Set task
Exclude the pictures, then repeat the remaining data exactly.

___ The records ___

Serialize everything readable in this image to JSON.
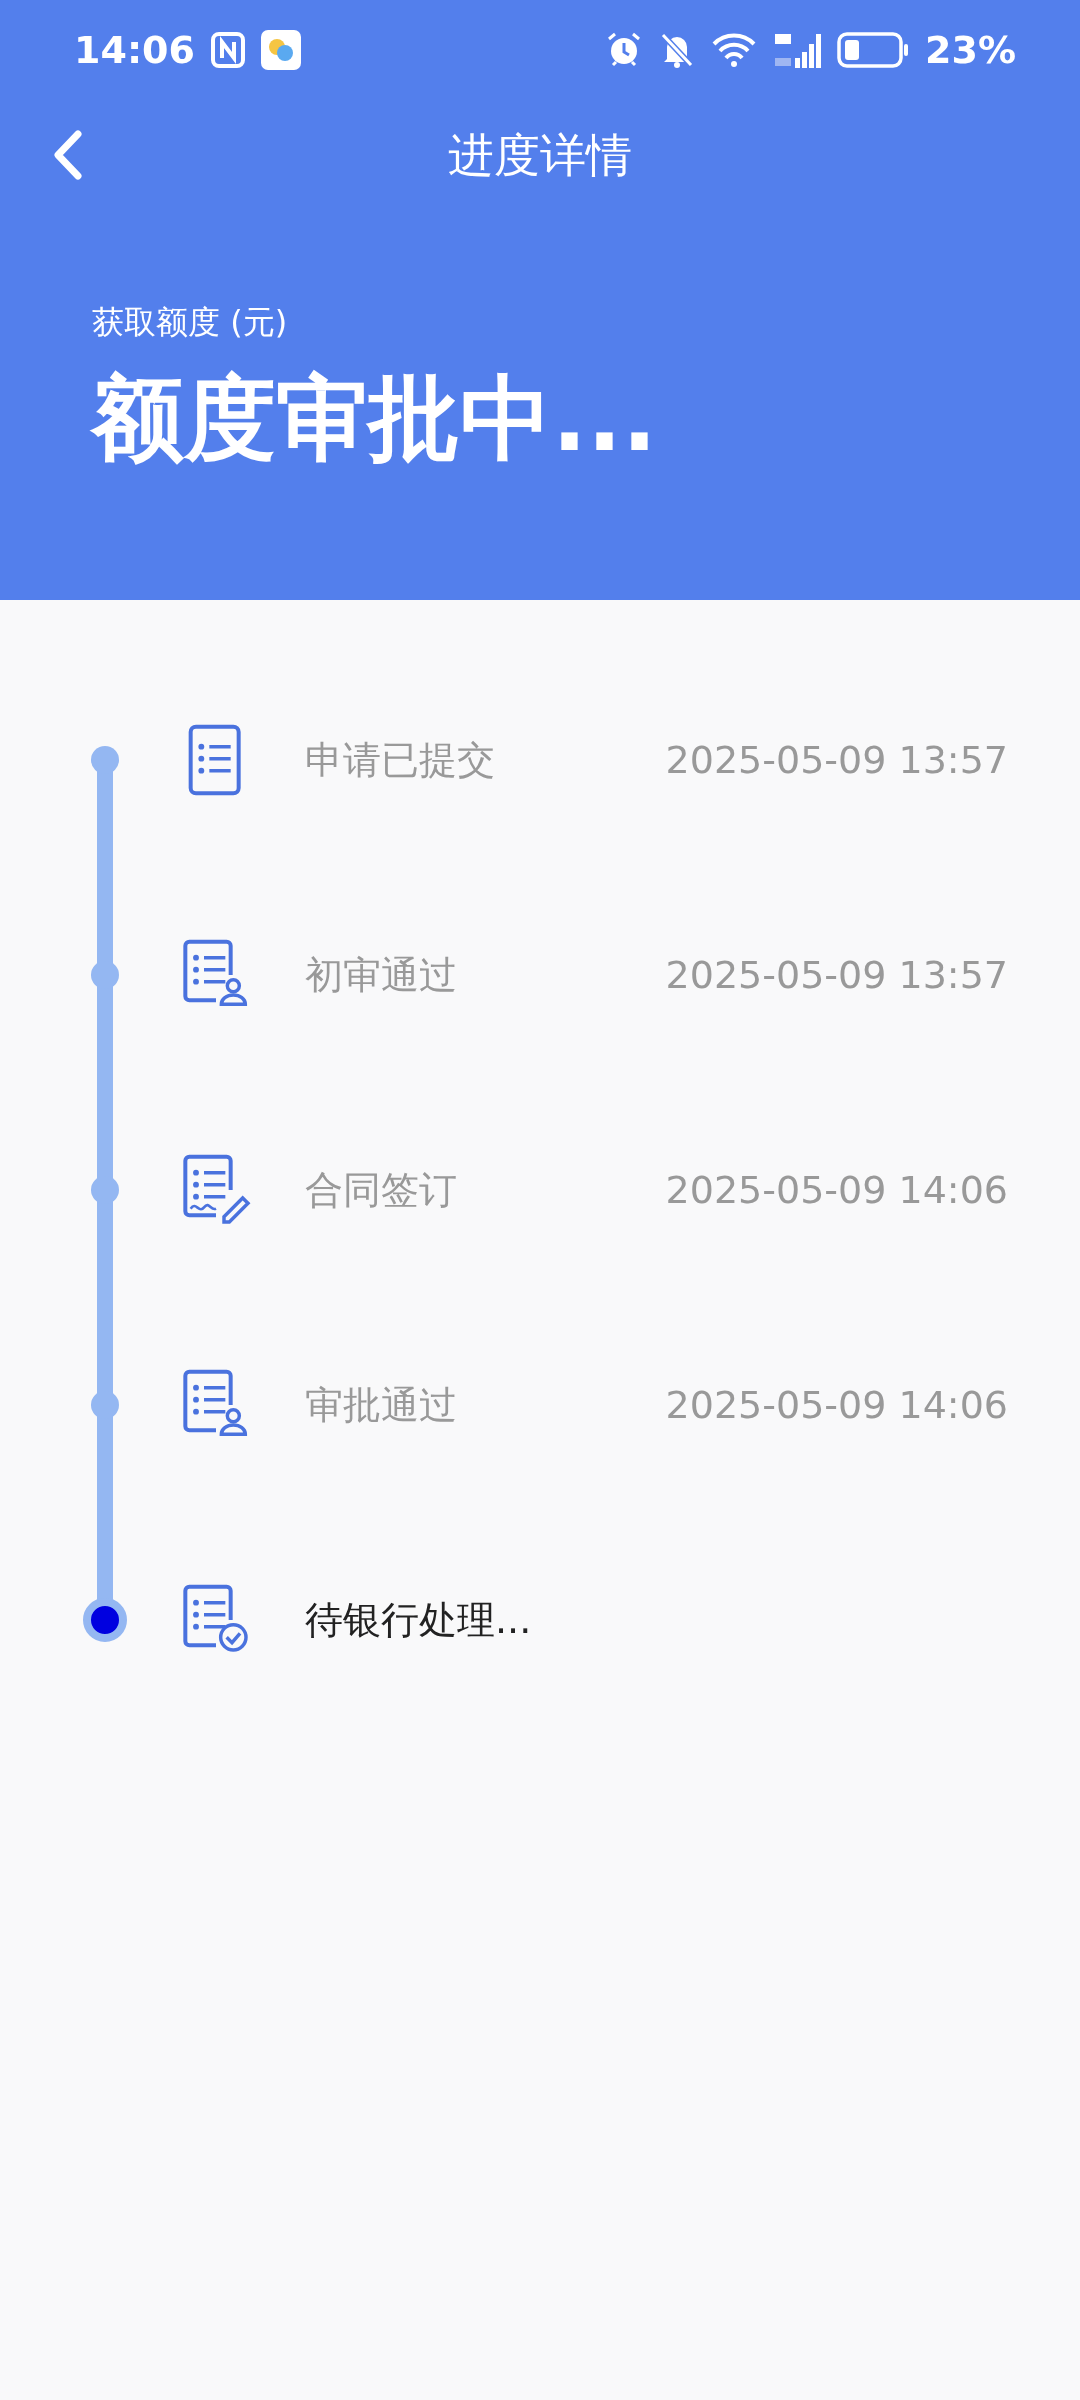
{
  "status_bar": {
    "time": "14:06",
    "battery": "23%"
  },
  "header": {
    "title": "进度详情",
    "label": "获取额度 (元)",
    "status": "额度审批中..."
  },
  "steps": [
    {
      "kind": "list",
      "title": "申请已提交",
      "time": "2025-05-09 13:57",
      "current": false
    },
    {
      "kind": "person",
      "title": "初审通过",
      "time": "2025-05-09 13:57",
      "current": false
    },
    {
      "kind": "sign",
      "title": "合同签订",
      "time": "2025-05-09 14:06",
      "current": false
    },
    {
      "kind": "person",
      "title": "审批通过",
      "time": "2025-05-09 14:06",
      "current": false
    },
    {
      "kind": "check",
      "title": "待银行处理...",
      "current": true
    }
  ]
}
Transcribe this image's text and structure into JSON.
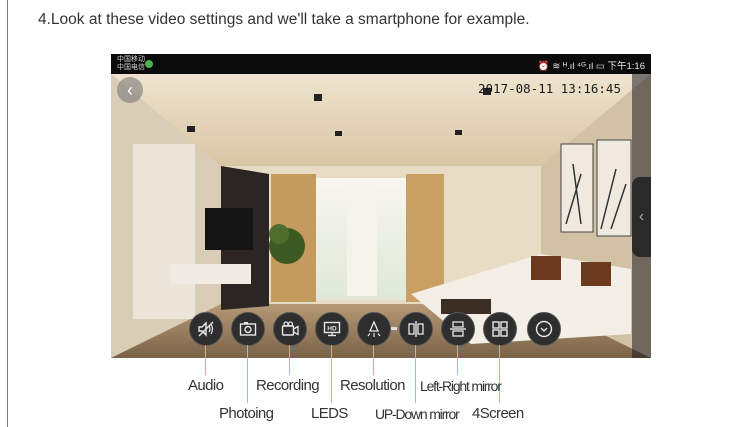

___

Exercise solution
Serialize everything readable in this image to JSON.
{
  "status_bar": {
    "time": "14:06",
    "battery": "23%"
  },
  "header": {
    "title": "进度详情",
    "label": "获取额度 (元)",
    "status": "额度审批中..."
  },
  "steps": [
    {
      "kind": "list",
      "title": "申请已提交",
      "time": "2025-05-09 13:57",
      "current": false
    },
    {
      "kind": "person",
      "title": "初审通过",
      "time": "2025-05-09 13:57",
      "current": false
    },
    {
      "kind": "sign",
      "title": "合同签订",
      "time": "2025-05-09 14:06",
      "current": false
    },
    {
      "kind": "person",
      "title": "审批通过",
      "time": "2025-05-09 14:06",
      "current": false
    },
    {
      "kind": "check",
      "title": "待银行处理...",
      "current": true
    }
  ]
}
Transcribe this image's text and structure into JSON.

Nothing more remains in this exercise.